- [Directions for this task] Reproduce the whole listing, character for character.

(Records from a dataset)
* * *

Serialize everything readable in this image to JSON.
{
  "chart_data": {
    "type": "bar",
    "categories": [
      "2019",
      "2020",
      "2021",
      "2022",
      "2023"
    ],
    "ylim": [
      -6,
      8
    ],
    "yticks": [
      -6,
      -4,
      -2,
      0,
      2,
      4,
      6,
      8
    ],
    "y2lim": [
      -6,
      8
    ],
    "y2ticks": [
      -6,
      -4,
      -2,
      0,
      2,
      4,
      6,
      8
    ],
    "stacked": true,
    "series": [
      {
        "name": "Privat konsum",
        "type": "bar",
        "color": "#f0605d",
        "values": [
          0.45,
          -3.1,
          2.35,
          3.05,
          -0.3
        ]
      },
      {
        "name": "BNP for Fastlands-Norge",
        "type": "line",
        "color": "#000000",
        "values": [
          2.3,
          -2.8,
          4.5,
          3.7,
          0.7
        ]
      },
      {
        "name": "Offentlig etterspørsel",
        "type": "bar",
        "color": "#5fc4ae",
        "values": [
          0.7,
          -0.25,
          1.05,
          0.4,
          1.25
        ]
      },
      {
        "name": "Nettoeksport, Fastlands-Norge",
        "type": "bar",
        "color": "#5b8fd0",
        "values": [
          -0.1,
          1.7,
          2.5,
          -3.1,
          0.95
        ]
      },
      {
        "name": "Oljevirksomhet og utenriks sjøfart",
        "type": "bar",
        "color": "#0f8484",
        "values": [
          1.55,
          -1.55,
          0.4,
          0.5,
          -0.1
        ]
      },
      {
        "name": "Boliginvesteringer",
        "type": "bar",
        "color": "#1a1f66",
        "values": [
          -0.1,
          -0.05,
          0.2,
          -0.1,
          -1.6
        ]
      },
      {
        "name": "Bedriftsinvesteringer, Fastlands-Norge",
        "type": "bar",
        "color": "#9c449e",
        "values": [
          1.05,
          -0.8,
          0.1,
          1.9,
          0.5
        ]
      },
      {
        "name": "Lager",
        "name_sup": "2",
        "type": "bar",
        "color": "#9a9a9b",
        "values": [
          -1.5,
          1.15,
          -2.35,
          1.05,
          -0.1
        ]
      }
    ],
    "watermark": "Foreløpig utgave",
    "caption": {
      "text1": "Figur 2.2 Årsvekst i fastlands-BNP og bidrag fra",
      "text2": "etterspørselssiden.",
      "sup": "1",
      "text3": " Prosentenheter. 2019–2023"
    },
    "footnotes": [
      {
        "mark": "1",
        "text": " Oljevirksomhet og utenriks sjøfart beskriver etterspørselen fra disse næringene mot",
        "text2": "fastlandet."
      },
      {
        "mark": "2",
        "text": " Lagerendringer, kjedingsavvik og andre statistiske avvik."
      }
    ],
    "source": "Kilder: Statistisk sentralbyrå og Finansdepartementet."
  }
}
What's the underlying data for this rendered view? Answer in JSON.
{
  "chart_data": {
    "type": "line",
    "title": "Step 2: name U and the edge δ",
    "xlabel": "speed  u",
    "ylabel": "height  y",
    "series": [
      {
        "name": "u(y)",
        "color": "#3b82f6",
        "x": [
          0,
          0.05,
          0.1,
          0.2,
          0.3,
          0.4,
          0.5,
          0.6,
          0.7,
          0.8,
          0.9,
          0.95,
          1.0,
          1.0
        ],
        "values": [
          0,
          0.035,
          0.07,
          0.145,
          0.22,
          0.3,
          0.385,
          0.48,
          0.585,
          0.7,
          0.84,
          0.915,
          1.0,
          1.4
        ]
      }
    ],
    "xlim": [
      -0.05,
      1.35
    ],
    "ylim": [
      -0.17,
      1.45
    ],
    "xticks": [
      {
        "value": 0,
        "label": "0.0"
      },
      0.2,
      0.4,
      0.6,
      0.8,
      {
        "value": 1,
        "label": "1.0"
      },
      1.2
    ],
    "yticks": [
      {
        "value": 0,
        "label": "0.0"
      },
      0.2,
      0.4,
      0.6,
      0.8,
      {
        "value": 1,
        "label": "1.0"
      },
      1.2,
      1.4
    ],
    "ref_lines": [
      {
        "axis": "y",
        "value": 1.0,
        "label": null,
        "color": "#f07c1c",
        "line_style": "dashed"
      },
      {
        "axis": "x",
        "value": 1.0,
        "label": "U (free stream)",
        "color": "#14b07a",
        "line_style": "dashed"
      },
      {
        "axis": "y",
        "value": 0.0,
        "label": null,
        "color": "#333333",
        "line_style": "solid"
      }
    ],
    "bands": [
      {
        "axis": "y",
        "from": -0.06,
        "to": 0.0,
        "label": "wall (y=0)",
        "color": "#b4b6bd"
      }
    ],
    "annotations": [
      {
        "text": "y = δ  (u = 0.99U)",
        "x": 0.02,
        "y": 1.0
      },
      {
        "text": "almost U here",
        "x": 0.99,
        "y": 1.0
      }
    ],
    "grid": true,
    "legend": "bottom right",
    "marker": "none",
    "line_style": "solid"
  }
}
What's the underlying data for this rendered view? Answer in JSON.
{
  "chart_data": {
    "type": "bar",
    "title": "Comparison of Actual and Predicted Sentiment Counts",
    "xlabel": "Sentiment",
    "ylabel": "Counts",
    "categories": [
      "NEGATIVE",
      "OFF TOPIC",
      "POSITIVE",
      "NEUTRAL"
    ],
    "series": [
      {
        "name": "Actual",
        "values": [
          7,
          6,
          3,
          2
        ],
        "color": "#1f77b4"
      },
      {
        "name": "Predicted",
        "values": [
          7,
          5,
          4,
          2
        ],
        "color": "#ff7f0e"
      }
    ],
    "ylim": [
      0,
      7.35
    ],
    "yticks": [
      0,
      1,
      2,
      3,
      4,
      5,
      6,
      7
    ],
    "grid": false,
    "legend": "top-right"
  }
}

* * *

- [Solution to this exercise]
Serialize everything readable in this image to JSON.
{
  "chart_data": {
    "type": "bar",
    "categories": [
      "2019",
      "2020",
      "2021",
      "2022",
      "2023"
    ],
    "ylim": [
      -6,
      8
    ],
    "yticks": [
      -6,
      -4,
      -2,
      0,
      2,
      4,
      6,
      8
    ],
    "y2lim": [
      -6,
      8
    ],
    "y2ticks": [
      -6,
      -4,
      -2,
      0,
      2,
      4,
      6,
      8
    ],
    "stacked": true,
    "series": [
      {
        "name": "Privat konsum",
        "type": "bar",
        "color": "#f0605d",
        "values": [
          0.45,
          -3.1,
          2.35,
          3.05,
          -0.3
        ]
      },
      {
        "name": "BNP for Fastlands-Norge",
        "type": "line",
        "color": "#000000",
        "values": [
          2.3,
          -2.8,
          4.5,
          3.7,
          0.7
        ]
      },
      {
        "name": "Offentlig etterspørsel",
        "type": "bar",
        "color": "#5fc4ae",
        "values": [
          0.7,
          -0.25,
          1.05,
          0.4,
          1.25
        ]
      },
      {
        "name": "Nettoeksport, Fastlands-Norge",
        "type": "bar",
        "color": "#5b8fd0",
        "values": [
          -0.1,
          1.7,
          2.5,
          -3.1,
          0.95
        ]
      },
      {
        "name": "Oljevirksomhet og utenriks sjøfart",
        "type": "bar",
        "color": "#0f8484",
        "values": [
          1.55,
          -1.55,
          0.4,
          0.5,
          -0.1
        ]
      },
      {
        "name": "Boliginvesteringer",
        "type": "bar",
        "color": "#1a1f66",
        "values": [
          -0.1,
          -0.05,
          0.2,
          -0.1,
          -1.6
        ]
      },
      {
        "name": "Bedriftsinvesteringer, Fastlands-Norge",
        "type": "bar",
        "color": "#9c449e",
        "values": [
          1.05,
          -0.8,
          0.1,
          1.9,
          0.5
        ]
      },
      {
        "name": "Lager",
        "name_sup": "2",
        "type": "bar",
        "color": "#9a9a9b",
        "values": [
          -1.5,
          1.15,
          -2.35,
          1.05,
          -0.1
        ]
      }
    ],
    "watermark": "Foreløpig utgave",
    "caption": {
      "text1": "Figur 2.2 Årsvekst i fastlands-BNP og bidrag fra",
      "text2": "etterspørselssiden.",
      "sup": "1",
      "text3": " Prosentenheter. 2019–2023"
    },
    "footnotes": [
      {
        "mark": "1",
        "text": " Oljevirksomhet og utenriks sjøfart beskriver etterspørselen fra disse næringene mot",
        "text2": "fastlandet."
      },
      {
        "mark": "2",
        "text": " Lagerendringer, kjedingsavvik og andre statistiske avvik."
      }
    ],
    "source": "Kilder: Statistisk sentralbyrå og Finansdepartementet."
  }
}
What's the underlying data for this rendered view? Answer in JSON.
{
  "chart_data": {
    "type": "line",
    "title": "Step 2: name U and the edge δ",
    "xlabel": "speed  u",
    "ylabel": "height  y",
    "series": [
      {
        "name": "u(y)",
        "color": "#3b82f6",
        "x": [
          0,
          0.05,
          0.1,
          0.2,
          0.3,
          0.4,
          0.5,
          0.6,
          0.7,
          0.8,
          0.9,
          0.95,
          1.0,
          1.0
        ],
        "values": [
          0,
          0.035,
          0.07,
          0.145,
          0.22,
          0.3,
          0.385,
          0.48,
          0.585,
          0.7,
          0.84,
          0.915,
          1.0,
          1.4
        ]
      }
    ],
    "xlim": [
      -0.05,
      1.35
    ],
    "ylim": [
      -0.17,
      1.45
    ],
    "xticks": [
      {
        "value": 0,
        "label": "0.0"
      },
      0.2,
      0.4,
      0.6,
      0.8,
      {
        "value": 1,
        "label": "1.0"
      },
      1.2
    ],
    "yticks": [
      {
        "value": 0,
        "label": "0.0"
      },
      0.2,
      0.4,
      0.6,
      0.8,
      {
        "value": 1,
        "label": "1.0"
      },
      1.2,
      1.4
    ],
    "ref_lines": [
      {
        "axis": "y",
        "value": 1.0,
        "label": null,
        "color": "#f07c1c",
        "line_style": "dashed"
      },
      {
        "axis": "x",
        "value": 1.0,
        "label": "U (free stream)",
        "color": "#14b07a",
        "line_style": "dashed"
      },
      {
        "axis": "y",
        "value": 0.0,
        "label": null,
        "color": "#333333",
        "line_style": "solid"
      }
    ],
    "bands": [
      {
        "axis": "y",
        "from": -0.06,
        "to": 0.0,
        "label": "wall (y=0)",
        "color": "#b4b6bd"
      }
    ],
    "annotations": [
      {
        "text": "y = δ  (u = 0.99U)",
        "x": 0.02,
        "y": 1.0
      },
      {
        "text": "almost U here",
        "x": 0.99,
        "y": 1.0
      }
    ],
    "grid": true,
    "legend": "bottom right",
    "marker": "none",
    "line_style": "solid"
  }
}
What's the underlying data for this rendered view? Answer in JSON.
{
  "chart_data": {
    "type": "bar",
    "title": "Comparison of Actual and Predicted Sentiment Counts",
    "xlabel": "Sentiment",
    "ylabel": "Counts",
    "categories": [
      "NEGATIVE",
      "OFF TOPIC",
      "POSITIVE",
      "NEUTRAL"
    ],
    "series": [
      {
        "name": "Actual",
        "values": [
          7,
          6,
          3,
          2
        ],
        "color": "#1f77b4"
      },
      {
        "name": "Predicted",
        "values": [
          7,
          5,
          4,
          2
        ],
        "color": "#ff7f0e"
      }
    ],
    "ylim": [
      0,
      7.35
    ],
    "yticks": [
      0,
      1,
      2,
      3,
      4,
      5,
      6,
      7
    ],
    "grid": false,
    "legend": "top-right"
  }
}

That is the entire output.